■ **TASK DETAILS**:
Identify every line in the records below that contains the word "core", and reproduce each one.

■ **DATA FOR THIS EXERCISE**:
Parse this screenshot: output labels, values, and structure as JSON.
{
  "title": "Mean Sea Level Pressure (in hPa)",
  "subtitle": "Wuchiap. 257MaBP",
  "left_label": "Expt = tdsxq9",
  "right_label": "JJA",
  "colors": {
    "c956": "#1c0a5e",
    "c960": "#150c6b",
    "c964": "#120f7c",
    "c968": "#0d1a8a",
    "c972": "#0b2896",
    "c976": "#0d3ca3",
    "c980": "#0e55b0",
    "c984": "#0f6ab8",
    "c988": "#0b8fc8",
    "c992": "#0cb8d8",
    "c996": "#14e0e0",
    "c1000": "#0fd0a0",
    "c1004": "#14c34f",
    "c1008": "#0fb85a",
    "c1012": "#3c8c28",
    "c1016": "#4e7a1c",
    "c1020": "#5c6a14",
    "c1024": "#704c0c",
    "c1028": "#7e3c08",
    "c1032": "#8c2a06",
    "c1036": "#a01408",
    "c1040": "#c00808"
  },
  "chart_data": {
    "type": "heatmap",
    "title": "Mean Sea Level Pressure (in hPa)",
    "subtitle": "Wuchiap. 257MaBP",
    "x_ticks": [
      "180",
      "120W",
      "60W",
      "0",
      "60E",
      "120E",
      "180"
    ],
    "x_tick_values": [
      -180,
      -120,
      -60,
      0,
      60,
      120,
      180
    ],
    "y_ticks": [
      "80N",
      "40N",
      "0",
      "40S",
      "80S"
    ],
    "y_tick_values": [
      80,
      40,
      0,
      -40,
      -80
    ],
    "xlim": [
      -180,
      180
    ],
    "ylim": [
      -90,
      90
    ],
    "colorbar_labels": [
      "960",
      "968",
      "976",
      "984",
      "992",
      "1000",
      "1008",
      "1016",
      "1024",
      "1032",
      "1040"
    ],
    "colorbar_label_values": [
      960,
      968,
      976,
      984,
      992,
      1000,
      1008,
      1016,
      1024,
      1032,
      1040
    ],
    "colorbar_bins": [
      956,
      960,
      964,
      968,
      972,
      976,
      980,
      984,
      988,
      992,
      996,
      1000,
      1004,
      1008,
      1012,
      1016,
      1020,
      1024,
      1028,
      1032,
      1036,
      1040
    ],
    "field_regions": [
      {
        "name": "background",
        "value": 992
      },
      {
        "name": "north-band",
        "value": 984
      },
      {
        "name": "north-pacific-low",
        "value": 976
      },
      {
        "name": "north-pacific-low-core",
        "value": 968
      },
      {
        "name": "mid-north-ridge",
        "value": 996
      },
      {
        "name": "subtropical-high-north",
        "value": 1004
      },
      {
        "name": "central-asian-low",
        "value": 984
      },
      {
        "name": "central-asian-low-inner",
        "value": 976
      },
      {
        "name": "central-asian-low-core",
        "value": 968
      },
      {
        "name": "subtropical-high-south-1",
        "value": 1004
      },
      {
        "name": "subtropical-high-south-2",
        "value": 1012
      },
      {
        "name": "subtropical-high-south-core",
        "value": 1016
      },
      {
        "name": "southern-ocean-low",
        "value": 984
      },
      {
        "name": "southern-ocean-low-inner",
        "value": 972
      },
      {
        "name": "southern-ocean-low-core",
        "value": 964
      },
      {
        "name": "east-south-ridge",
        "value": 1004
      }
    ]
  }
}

■ **EXERCISE RESULT**:
        "name": "north-pacific-low-core",
        "name": "central-asian-low-core",
        "name": "subtropical-high-south-core",
        "name": "southern-ocean-low-core",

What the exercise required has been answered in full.